[begin Given records]
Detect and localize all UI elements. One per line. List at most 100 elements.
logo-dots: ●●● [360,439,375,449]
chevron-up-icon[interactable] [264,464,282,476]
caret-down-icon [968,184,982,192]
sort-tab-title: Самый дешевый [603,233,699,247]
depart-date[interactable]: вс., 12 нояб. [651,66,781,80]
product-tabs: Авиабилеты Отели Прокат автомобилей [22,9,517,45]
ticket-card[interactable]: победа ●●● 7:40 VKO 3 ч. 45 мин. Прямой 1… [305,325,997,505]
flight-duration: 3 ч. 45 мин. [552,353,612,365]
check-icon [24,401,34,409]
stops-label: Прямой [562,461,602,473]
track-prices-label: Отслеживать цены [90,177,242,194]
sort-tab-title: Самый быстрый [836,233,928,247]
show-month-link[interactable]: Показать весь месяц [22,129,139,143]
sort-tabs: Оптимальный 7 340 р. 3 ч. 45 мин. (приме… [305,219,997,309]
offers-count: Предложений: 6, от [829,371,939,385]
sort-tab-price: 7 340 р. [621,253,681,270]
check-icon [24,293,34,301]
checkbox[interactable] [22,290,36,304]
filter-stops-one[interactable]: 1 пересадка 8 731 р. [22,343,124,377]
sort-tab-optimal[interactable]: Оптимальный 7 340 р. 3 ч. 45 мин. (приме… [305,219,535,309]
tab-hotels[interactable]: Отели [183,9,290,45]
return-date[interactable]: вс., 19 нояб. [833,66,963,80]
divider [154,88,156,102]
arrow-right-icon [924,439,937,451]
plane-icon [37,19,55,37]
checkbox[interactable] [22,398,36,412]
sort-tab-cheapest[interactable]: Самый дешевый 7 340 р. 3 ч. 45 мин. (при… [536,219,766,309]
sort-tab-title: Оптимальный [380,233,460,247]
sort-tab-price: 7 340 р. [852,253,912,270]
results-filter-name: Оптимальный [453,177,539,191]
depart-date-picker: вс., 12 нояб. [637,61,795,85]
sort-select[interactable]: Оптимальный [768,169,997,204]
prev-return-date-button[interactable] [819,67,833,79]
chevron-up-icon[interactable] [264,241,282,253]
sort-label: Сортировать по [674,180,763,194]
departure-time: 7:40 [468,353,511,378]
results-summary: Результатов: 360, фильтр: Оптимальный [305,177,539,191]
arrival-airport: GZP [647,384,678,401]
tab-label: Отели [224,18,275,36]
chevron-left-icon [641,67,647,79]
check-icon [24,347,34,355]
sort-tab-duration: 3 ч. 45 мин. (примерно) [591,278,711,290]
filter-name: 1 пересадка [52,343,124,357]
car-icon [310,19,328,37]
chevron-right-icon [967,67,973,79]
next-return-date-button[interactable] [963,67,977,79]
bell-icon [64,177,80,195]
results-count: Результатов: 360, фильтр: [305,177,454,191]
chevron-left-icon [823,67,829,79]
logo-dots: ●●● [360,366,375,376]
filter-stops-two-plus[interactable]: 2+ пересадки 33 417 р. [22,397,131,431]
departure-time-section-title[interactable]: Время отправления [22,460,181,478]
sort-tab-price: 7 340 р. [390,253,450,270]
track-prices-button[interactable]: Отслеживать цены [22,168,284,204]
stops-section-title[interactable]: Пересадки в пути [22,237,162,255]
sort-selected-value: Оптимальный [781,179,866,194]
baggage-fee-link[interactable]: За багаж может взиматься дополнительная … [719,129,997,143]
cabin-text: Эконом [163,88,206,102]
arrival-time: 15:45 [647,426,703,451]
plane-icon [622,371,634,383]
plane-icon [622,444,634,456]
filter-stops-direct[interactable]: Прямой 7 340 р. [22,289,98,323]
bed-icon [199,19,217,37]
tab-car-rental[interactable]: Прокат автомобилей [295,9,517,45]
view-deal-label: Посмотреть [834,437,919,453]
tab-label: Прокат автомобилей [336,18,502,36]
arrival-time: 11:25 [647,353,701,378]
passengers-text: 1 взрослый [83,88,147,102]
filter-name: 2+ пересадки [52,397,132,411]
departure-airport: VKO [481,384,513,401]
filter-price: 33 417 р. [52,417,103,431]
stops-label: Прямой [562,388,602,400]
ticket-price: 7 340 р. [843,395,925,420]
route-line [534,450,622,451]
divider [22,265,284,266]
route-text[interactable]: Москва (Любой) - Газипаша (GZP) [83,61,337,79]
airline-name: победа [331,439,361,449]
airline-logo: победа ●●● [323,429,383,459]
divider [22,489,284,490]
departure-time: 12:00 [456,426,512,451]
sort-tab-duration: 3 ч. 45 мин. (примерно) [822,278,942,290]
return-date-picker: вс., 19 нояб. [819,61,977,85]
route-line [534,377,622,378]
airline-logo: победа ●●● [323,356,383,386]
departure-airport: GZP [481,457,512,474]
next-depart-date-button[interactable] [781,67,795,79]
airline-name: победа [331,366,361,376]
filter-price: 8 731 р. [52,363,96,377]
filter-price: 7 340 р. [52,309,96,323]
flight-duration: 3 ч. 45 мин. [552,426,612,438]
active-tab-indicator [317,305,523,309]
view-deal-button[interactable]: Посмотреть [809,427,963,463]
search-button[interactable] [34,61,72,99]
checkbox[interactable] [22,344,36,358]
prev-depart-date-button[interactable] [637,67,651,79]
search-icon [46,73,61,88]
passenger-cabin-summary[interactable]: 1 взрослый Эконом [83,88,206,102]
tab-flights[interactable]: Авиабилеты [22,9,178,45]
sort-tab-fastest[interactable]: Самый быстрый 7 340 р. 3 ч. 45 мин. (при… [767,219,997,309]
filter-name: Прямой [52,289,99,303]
[end Given records]
Task statement — Reproduce the records above, substituting "tick-icon" for every occurrence of "check-icon" and changing nothing else.

Reply to the task —
Detect and localize all UI elements. One per line. List at most 100 elements.
logo-dots: ●●● [360,439,375,449]
chevron-up-icon[interactable] [264,464,282,476]
caret-down-icon [968,184,982,192]
sort-tab-title: Самый дешевый [603,233,699,247]
depart-date[interactable]: вс., 12 нояб. [651,66,781,80]
product-tabs: Авиабилеты Отели Прокат автомобилей [22,9,517,45]
ticket-card[interactable]: победа ●●● 7:40 VKO 3 ч. 45 мин. Прямой 1… [305,325,997,505]
flight-duration: 3 ч. 45 мин. [552,353,612,365]
tick-icon [24,401,34,409]
stops-label: Прямой [562,461,602,473]
track-prices-label: Отслеживать цены [90,177,242,194]
sort-tab-title: Самый быстрый [836,233,928,247]
show-month-link[interactable]: Показать весь месяц [22,129,139,143]
sort-tabs: Оптимальный 7 340 р. 3 ч. 45 мин. (приме… [305,219,997,309]
offers-count: Предложений: 6, от [829,371,939,385]
sort-tab-price: 7 340 р. [621,253,681,270]
tick-icon [24,293,34,301]
checkbox[interactable] [22,290,36,304]
filter-stops-one[interactable]: 1 пересадка 8 731 р. [22,343,124,377]
sort-tab-optimal[interactable]: Оптимальный 7 340 р. 3 ч. 45 мин. (приме… [305,219,535,309]
tab-hotels[interactable]: Отели [183,9,290,45]
return-date[interactable]: вс., 19 нояб. [833,66,963,80]
divider [154,88,156,102]
arrow-right-icon [924,439,937,451]
plane-icon [37,19,55,37]
checkbox[interactable] [22,398,36,412]
sort-tab-cheapest[interactable]: Самый дешевый 7 340 р. 3 ч. 45 мин. (при… [536,219,766,309]
sort-tab-title: Оптимальный [380,233,460,247]
sort-tab-price: 7 340 р. [852,253,912,270]
results-filter-name: Оптимальный [453,177,539,191]
depart-date-picker: вс., 12 нояб. [637,61,795,85]
sort-select[interactable]: Оптимальный [768,169,997,204]
prev-return-date-button[interactable] [819,67,833,79]
chevron-up-icon[interactable] [264,241,282,253]
sort-label: Сортировать по [674,180,763,194]
departure-time: 7:40 [468,353,511,378]
results-summary: Результатов: 360, фильтр: Оптимальный [305,177,539,191]
arrival-airport: GZP [647,384,678,401]
tab-label: Отели [224,18,275,36]
chevron-left-icon [641,67,647,79]
tick-icon [24,347,34,355]
sort-tab-duration: 3 ч. 45 мин. (примерно) [591,278,711,290]
filter-name: 1 пересадка [52,343,124,357]
car-icon [310,19,328,37]
chevron-right-icon [967,67,973,79]
next-return-date-button[interactable] [963,67,977,79]
bell-icon [64,177,80,195]
results-count: Результатов: 360, фильтр: [305,177,454,191]
chevron-left-icon [823,67,829,79]
logo-dots: ●●● [360,366,375,376]
filter-stops-two-plus[interactable]: 2+ пересадки 33 417 р. [22,397,131,431]
departure-time-section-title[interactable]: Время отправления [22,460,181,478]
sort-tab-price: 7 340 р. [390,253,450,270]
track-prices-button[interactable]: Отслеживать цены [22,168,284,204]
stops-section-title[interactable]: Пересадки в пути [22,237,162,255]
sort-selected-value: Оптимальный [781,179,866,194]
baggage-fee-link[interactable]: За багаж может взиматься дополнительная … [719,129,997,143]
cabin-text: Эконом [163,88,206,102]
arrival-time: 15:45 [647,426,703,451]
plane-icon [622,371,634,383]
plane-icon [622,444,634,456]
filter-stops-direct[interactable]: Прямой 7 340 р. [22,289,98,323]
bed-icon [199,19,217,37]
tab-car-rental[interactable]: Прокат автомобилей [295,9,517,45]
view-deal-label: Посмотреть [834,437,919,453]
tab-label: Прокат автомобилей [336,18,502,36]
arrival-time: 11:25 [647,353,701,378]
passengers-text: 1 взрослый [83,88,147,102]
filter-name: 2+ пересадки [52,397,132,411]
departure-airport: VKO [481,384,513,401]
filter-price: 33 417 р. [52,417,103,431]
stops-label: Прямой [562,388,602,400]
ticket-price: 7 340 р. [843,395,925,420]
route-line [534,450,622,451]
divider [22,265,284,266]
route-text[interactable]: Москва (Любой) - Газипаша (GZP) [83,61,337,79]
airline-name: победа [331,439,361,449]
airline-logo: победа ●●● [323,429,383,459]
divider [22,489,284,490]
departure-time: 12:00 [456,426,512,451]
sort-tab-duration: 3 ч. 45 мин. (примерно) [822,278,942,290]
return-date-picker: вс., 19 нояб. [819,61,977,85]
route-line [534,377,622,378]
airline-logo: победа ●●● [323,356,383,386]
departure-airport: GZP [481,457,512,474]
next-depart-date-button[interactable] [781,67,795,79]
airline-name: победа [331,366,361,376]
filter-price: 8 731 р. [52,363,96,377]
filter-price: 7 340 р. [52,309,96,323]
flight-duration: 3 ч. 45 мин. [552,426,612,438]
active-tab-indicator [317,305,523,309]
view-deal-button[interactable]: Посмотреть [809,427,963,463]
search-button[interactable] [34,61,72,99]
checkbox[interactable] [22,344,36,358]
prev-depart-date-button[interactable] [637,67,651,79]
search-icon [46,73,61,88]
passenger-cabin-summary[interactable]: 1 взрослый Эконом [83,88,206,102]
tab-flights[interactable]: Авиабилеты [22,9,178,45]
sort-tab-fastest[interactable]: Самый быстрый 7 340 р. 3 ч. 45 мин. (при… [767,219,997,309]
filter-name: Прямой [52,289,99,303]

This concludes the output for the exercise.